▸ **Stored records**:
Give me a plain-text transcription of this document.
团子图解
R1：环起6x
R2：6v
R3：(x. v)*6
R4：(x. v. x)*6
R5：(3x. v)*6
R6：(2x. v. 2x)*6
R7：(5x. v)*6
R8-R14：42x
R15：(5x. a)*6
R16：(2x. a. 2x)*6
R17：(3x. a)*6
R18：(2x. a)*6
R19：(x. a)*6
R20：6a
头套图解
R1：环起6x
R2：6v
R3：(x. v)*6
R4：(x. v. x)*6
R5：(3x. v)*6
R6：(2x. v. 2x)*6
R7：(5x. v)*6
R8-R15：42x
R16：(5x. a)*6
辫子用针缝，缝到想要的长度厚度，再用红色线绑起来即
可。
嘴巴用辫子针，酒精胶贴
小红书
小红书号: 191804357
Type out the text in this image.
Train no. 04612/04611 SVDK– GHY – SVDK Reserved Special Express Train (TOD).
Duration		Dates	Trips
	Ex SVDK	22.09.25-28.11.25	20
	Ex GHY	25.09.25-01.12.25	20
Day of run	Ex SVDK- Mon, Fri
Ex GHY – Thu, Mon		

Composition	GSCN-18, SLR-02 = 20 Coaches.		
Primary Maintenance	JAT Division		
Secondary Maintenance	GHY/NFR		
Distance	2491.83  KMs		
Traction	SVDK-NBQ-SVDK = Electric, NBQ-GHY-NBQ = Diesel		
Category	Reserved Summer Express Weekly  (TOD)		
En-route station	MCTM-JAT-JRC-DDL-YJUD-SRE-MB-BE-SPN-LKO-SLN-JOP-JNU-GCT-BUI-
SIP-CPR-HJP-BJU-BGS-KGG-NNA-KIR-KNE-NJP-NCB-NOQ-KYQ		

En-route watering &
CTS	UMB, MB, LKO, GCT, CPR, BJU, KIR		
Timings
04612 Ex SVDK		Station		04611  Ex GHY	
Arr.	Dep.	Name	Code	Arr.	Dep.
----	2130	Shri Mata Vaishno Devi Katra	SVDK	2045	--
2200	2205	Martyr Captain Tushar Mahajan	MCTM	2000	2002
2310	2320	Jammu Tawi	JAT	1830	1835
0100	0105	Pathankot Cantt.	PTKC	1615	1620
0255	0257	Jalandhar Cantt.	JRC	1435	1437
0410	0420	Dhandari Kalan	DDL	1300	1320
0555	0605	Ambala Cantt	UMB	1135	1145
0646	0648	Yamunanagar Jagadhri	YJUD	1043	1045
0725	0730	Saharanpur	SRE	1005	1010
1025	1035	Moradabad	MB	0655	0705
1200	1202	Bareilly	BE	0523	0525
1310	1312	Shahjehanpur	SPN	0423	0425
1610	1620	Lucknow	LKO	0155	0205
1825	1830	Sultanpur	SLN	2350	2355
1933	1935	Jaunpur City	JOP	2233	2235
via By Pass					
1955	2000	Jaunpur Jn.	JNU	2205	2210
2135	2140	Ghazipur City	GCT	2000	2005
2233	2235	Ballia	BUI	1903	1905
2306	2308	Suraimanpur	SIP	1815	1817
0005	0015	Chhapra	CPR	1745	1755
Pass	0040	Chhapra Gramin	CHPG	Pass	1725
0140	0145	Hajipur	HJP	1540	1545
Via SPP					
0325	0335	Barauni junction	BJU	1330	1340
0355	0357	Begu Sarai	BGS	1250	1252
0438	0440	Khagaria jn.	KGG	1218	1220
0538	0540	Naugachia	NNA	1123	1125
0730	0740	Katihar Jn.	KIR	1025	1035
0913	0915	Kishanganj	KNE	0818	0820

▸ **WHAT TO PRODUCE**:
Copy out each record exactly as given, omitting none.

▸ **SOLUTION FOR THIS EXERCISE**:
Give me a plain-text transcription of this document.
团子图解
R1：环起6x
R2：6v
R3：(x. v)*6
R4：(x. v. x)*6
R5：(3x. v)*6
R6：(2x. v. 2x)*6
R7：(5x. v)*6
R8-R14：42x
R15：(5x. a)*6
R16：(2x. a. 2x)*6
R17：(3x. a)*6
R18：(2x. a)*6
R19：(x. a)*6
R20：6a
头套图解
R1：环起6x
R2：6v
R3：(x. v)*6
R4：(x. v. x)*6
R5：(3x. v)*6
R6：(2x. v. 2x)*6
R7：(5x. v)*6
R8-R15：42x
R16：(5x. a)*6
辫子用针缝，缝到想要的长度厚度，再用红色线绑起来即
可。
嘴巴用辫子针，酒精胶贴
小红书
小红书号: 191804357
Type out the text in this image.
Train no. 04612/04611 SVDK– GHY – SVDK Reserved Special Express Train (TOD).
Duration		Dates	Trips
	Ex SVDK	22.09.25-28.11.25	20
	Ex GHY	25.09.25-01.12.25	20
Day of run	Ex SVDK- Mon, Fri
Ex GHY – Thu, Mon		

Composition	GSCN-18, SLR-02 = 20 Coaches.		
Primary Maintenance	JAT Division		
Secondary Maintenance	GHY/NFR		
Distance	2491.83  KMs		
Traction	SVDK-NBQ-SVDK = Electric, NBQ-GHY-NBQ = Diesel		
Category	Reserved Summer Express Weekly  (TOD)		
En-route station	MCTM-JAT-JRC-DDL-YJUD-SRE-MB-BE-SPN-LKO-SLN-JOP-JNU-GCT-BUI-
SIP-CPR-HJP-BJU-BGS-KGG-NNA-KIR-KNE-NJP-NCB-NOQ-KYQ		

En-route watering &
CTS	UMB, MB, LKO, GCT, CPR, BJU, KIR		
Timings
04612 Ex SVDK		Station		04611  Ex GHY	
Arr.	Dep.	Name	Code	Arr.	Dep.
----	2130	Shri Mata Vaishno Devi Katra	SVDK	2045	--
2200	2205	Martyr Captain Tushar Mahajan	MCTM	2000	2002
2310	2320	Jammu Tawi	JAT	1830	1835
0100	0105	Pathankot Cantt.	PTKC	1615	1620
0255	0257	Jalandhar Cantt.	JRC	1435	1437
0410	0420	Dhandari Kalan	DDL	1300	1320
0555	0605	Ambala Cantt	UMB	1135	1145
0646	0648	Yamunanagar Jagadhri	YJUD	1043	1045
0725	0730	Saharanpur	SRE	1005	1010
1025	1035	Moradabad	MB	0655	0705
1200	1202	Bareilly	BE	0523	0525
1310	1312	Shahjehanpur	SPN	0423	0425
1610	1620	Lucknow	LKO	0155	0205
1825	1830	Sultanpur	SLN	2350	2355
1933	1935	Jaunpur City	JOP	2233	2235
via By Pass					
1955	2000	Jaunpur Jn.	JNU	2205	2210
2135	2140	Ghazipur City	GCT	2000	2005
2233	2235	Ballia	BUI	1903	1905
2306	2308	Suraimanpur	SIP	1815	1817
0005	0015	Chhapra	CPR	1745	1755
Pass	0040	Chhapra Gramin	CHPG	Pass	1725
0140	0145	Hajipur	HJP	1540	1545
Via SPP					
0325	0335	Barauni junction	BJU	1330	1340
0355	0357	Begu Sarai	BGS	1250	1252
0438	0440	Khagaria jn.	KGG	1218	1220
0538	0540	Naugachia	NNA	1123	1125
0730	0740	Katihar Jn.	KIR	1025	1035
0913	0915	Kishanganj	KNE	0818	0820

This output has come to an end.